## WHAT TO PRODUCE
Write each line out again exactly as written.

## ITEMS
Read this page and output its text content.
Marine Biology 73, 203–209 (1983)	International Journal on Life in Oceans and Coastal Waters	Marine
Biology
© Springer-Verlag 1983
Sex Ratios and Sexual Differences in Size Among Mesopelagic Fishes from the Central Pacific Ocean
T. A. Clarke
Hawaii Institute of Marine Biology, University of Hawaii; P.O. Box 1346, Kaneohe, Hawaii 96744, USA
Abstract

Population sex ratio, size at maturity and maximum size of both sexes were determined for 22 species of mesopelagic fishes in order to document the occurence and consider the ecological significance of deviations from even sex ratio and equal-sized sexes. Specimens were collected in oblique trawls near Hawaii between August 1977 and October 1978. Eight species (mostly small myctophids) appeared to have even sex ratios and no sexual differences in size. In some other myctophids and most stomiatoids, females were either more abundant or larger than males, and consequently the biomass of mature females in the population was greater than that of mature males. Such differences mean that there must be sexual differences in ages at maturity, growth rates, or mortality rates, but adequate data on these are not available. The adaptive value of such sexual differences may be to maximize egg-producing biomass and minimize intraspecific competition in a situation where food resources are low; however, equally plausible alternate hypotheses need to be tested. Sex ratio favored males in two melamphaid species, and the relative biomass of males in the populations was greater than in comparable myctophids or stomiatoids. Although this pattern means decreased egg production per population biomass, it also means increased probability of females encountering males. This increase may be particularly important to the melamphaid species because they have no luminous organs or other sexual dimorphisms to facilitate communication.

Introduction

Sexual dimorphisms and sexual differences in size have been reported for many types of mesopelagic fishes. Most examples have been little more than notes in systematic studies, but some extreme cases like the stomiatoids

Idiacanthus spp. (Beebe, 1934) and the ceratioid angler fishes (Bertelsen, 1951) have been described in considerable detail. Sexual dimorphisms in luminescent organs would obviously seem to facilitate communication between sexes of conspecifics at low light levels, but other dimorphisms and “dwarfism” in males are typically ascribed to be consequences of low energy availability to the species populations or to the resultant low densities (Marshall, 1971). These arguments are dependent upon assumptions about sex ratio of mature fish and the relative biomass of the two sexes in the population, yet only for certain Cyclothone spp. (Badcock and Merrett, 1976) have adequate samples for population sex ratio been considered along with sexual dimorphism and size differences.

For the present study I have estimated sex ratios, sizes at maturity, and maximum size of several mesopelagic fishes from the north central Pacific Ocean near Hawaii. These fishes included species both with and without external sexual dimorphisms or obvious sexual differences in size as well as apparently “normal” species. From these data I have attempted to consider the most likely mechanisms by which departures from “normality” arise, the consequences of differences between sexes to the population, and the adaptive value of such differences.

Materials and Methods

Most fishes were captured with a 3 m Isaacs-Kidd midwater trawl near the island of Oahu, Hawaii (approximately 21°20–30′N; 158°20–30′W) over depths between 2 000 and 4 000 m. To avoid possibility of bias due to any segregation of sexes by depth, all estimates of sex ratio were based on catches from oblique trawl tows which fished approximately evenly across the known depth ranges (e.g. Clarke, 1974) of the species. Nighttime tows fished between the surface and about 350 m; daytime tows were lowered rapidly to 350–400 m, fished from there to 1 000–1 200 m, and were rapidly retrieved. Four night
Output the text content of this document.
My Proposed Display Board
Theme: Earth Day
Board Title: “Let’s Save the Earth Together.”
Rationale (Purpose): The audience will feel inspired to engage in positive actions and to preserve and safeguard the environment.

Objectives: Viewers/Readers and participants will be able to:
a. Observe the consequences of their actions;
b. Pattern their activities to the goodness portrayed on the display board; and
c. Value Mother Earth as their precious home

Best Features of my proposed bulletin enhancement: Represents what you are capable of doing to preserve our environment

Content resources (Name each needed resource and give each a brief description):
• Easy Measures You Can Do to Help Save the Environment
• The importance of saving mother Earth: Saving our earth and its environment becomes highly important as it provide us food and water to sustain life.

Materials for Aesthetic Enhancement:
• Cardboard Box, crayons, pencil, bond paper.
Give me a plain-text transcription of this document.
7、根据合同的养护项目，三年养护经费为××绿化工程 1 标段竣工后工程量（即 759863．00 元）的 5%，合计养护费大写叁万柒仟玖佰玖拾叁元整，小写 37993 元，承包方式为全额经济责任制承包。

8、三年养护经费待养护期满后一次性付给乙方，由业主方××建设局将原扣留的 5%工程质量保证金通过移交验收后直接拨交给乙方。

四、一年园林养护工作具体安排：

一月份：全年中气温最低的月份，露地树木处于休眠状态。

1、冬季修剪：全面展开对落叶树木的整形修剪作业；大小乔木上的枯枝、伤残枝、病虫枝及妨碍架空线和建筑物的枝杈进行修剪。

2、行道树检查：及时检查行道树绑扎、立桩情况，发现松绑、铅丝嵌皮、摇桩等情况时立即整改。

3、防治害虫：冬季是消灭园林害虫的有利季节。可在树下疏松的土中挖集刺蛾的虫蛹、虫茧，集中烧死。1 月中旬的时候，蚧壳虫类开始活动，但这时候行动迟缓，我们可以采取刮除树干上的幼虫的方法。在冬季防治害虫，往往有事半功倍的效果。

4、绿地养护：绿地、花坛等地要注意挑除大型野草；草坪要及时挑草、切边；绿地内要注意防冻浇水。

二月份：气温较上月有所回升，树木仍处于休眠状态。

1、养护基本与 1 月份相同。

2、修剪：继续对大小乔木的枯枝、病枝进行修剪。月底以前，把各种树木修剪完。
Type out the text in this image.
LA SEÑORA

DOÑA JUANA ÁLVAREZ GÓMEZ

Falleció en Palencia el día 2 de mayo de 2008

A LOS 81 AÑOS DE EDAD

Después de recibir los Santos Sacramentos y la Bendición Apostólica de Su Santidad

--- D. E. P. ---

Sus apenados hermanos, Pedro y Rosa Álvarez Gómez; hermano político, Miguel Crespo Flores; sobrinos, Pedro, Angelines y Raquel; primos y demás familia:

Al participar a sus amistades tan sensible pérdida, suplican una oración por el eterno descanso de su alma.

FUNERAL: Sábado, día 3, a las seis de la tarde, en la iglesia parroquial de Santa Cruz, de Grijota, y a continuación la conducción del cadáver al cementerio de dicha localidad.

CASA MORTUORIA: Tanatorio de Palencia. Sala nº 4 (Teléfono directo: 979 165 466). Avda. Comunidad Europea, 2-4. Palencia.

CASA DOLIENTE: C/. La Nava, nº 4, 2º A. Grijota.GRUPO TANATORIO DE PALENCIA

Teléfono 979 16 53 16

## SOLUTION TO THE PROBLEM
Read this page and output its text content.
Marine Biology 73, 203–209 (1983)	International Journal on Life in Oceans and Coastal Waters	Marine
Biology
© Springer-Verlag 1983
Sex Ratios and Sexual Differences in Size Among Mesopelagic Fishes from the Central Pacific Ocean
T. A. Clarke
Hawaii Institute of Marine Biology, University of Hawaii; P.O. Box 1346, Kaneohe, Hawaii 96744, USA
Abstract

Population sex ratio, size at maturity and maximum size of both sexes were determined for 22 species of mesopelagic fishes in order to document the occurence and consider the ecological significance of deviations from even sex ratio and equal-sized sexes. Specimens were collected in oblique trawls near Hawaii between August 1977 and October 1978. Eight species (mostly small myctophids) appeared to have even sex ratios and no sexual differences in size. In some other myctophids and most stomiatoids, females were either more abundant or larger than males, and consequently the biomass of mature females in the population was greater than that of mature males. Such differences mean that there must be sexual differences in ages at maturity, growth rates, or mortality rates, but adequate data on these are not available. The adaptive value of such sexual differences may be to maximize egg-producing biomass and minimize intraspecific competition in a situation where food resources are low; however, equally plausible alternate hypotheses need to be tested. Sex ratio favored males in two melamphaid species, and the relative biomass of males in the populations was greater than in comparable myctophids or stomiatoids. Although this pattern means decreased egg production per population biomass, it also means increased probability of females encountering males. This increase may be particularly important to the melamphaid species because they have no luminous organs or other sexual dimorphisms to facilitate communication.

Introduction

Sexual dimorphisms and sexual differences in size have been reported for many types of mesopelagic fishes. Most examples have been little more than notes in systematic studies, but some extreme cases like the stomiatoids

Idiacanthus spp. (Beebe, 1934) and the ceratioid angler fishes (Bertelsen, 1951) have been described in considerable detail. Sexual dimorphisms in luminescent organs would obviously seem to facilitate communication between sexes of conspecifics at low light levels, but other dimorphisms and “dwarfism” in males are typically ascribed to be consequences of low energy availability to the species populations or to the resultant low densities (Marshall, 1971). These arguments are dependent upon assumptions about sex ratio of mature fish and the relative biomass of the two sexes in the population, yet only for certain Cyclothone spp. (Badcock and Merrett, 1976) have adequate samples for population sex ratio been considered along with sexual dimorphism and size differences.

For the present study I have estimated sex ratios, sizes at maturity, and maximum size of several mesopelagic fishes from the north central Pacific Ocean near Hawaii. These fishes included species both with and without external sexual dimorphisms or obvious sexual differences in size as well as apparently “normal” species. From these data I have attempted to consider the most likely mechanisms by which departures from “normality” arise, the consequences of differences between sexes to the population, and the adaptive value of such differences.

Materials and Methods

Most fishes were captured with a 3 m Isaacs-Kidd midwater trawl near the island of Oahu, Hawaii (approximately 21°20–30′N; 158°20–30′W) over depths between 2 000 and 4 000 m. To avoid possibility of bias due to any segregation of sexes by depth, all estimates of sex ratio were based on catches from oblique trawl tows which fished approximately evenly across the known depth ranges (e.g. Clarke, 1974) of the species. Nighttime tows fished between the surface and about 350 m; daytime tows were lowered rapidly to 350–400 m, fished from there to 1 000–1 200 m, and were rapidly retrieved. Four night
Output the text content of this document.
My Proposed Display Board
Theme: Earth Day
Board Title: “Let’s Save the Earth Together.”
Rationale (Purpose): The audience will feel inspired to engage in positive actions and to preserve and safeguard the environment.

Objectives: Viewers/Readers and participants will be able to:
a. Observe the consequences of their actions;
b. Pattern their activities to the goodness portrayed on the display board; and
c. Value Mother Earth as their precious home

Best Features of my proposed bulletin enhancement: Represents what you are capable of doing to preserve our environment

Content resources (Name each needed resource and give each a brief description):
• Easy Measures You Can Do to Help Save the Environment
• The importance of saving mother Earth: Saving our earth and its environment becomes highly important as it provide us food and water to sustain life.

Materials for Aesthetic Enhancement:
• Cardboard Box, crayons, pencil, bond paper.
Give me a plain-text transcription of this document.
7、根据合同的养护项目，三年养护经费为××绿化工程 1 标段竣工后工程量（即 759863．00 元）的 5%，合计养护费大写叁万柒仟玖佰玖拾叁元整，小写 37993 元，承包方式为全额经济责任制承包。

8、三年养护经费待养护期满后一次性付给乙方，由业主方××建设局将原扣留的 5%工程质量保证金通过移交验收后直接拨交给乙方。

四、一年园林养护工作具体安排：

一月份：全年中气温最低的月份，露地树木处于休眠状态。

1、冬季修剪：全面展开对落叶树木的整形修剪作业；大小乔木上的枯枝、伤残枝、病虫枝及妨碍架空线和建筑物的枝杈进行修剪。

2、行道树检查：及时检查行道树绑扎、立桩情况，发现松绑、铅丝嵌皮、摇桩等情况时立即整改。

3、防治害虫：冬季是消灭园林害虫的有利季节。可在树下疏松的土中挖集刺蛾的虫蛹、虫茧，集中烧死。1 月中旬的时候，蚧壳虫类开始活动，但这时候行动迟缓，我们可以采取刮除树干上的幼虫的方法。在冬季防治害虫，往往有事半功倍的效果。

4、绿地养护：绿地、花坛等地要注意挑除大型野草；草坪要及时挑草、切边；绿地内要注意防冻浇水。

二月份：气温较上月有所回升，树木仍处于休眠状态。

1、养护基本与 1 月份相同。

2、修剪：继续对大小乔木的枯枝、病枝进行修剪。月底以前，把各种树木修剪完。
Type out the text in this image.
LA SEÑORA

DOÑA JUANA ÁLVAREZ GÓMEZ

Falleció en Palencia el día 2 de mayo de 2008

A LOS 81 AÑOS DE EDAD

Después de recibir los Santos Sacramentos y la Bendición Apostólica de Su Santidad

--- D. E. P. ---

Sus apenados hermanos, Pedro y Rosa Álvarez Gómez; hermano político, Miguel Crespo Flores; sobrinos, Pedro, Angelines y Raquel; primos y demás familia:

Al participar a sus amistades tan sensible pérdida, suplican una oración por el eterno descanso de su alma.

FUNERAL: Sábado, día 3, a las seis de la tarde, en la iglesia parroquial de Santa Cruz, de Grijota, y a continuación la conducción del cadáver al cementerio de dicha localidad.

CASA MORTUORIA: Tanatorio de Palencia. Sala nº 4 (Teléfono directo: 979 165 466). Avda. Comunidad Europea, 2-4. Palencia.

CASA DOLIENTE: C/. La Nava, nº 4, 2º A. Grijota.GRUPO TANATORIO DE PALENCIA

Teléfono 979 16 53 16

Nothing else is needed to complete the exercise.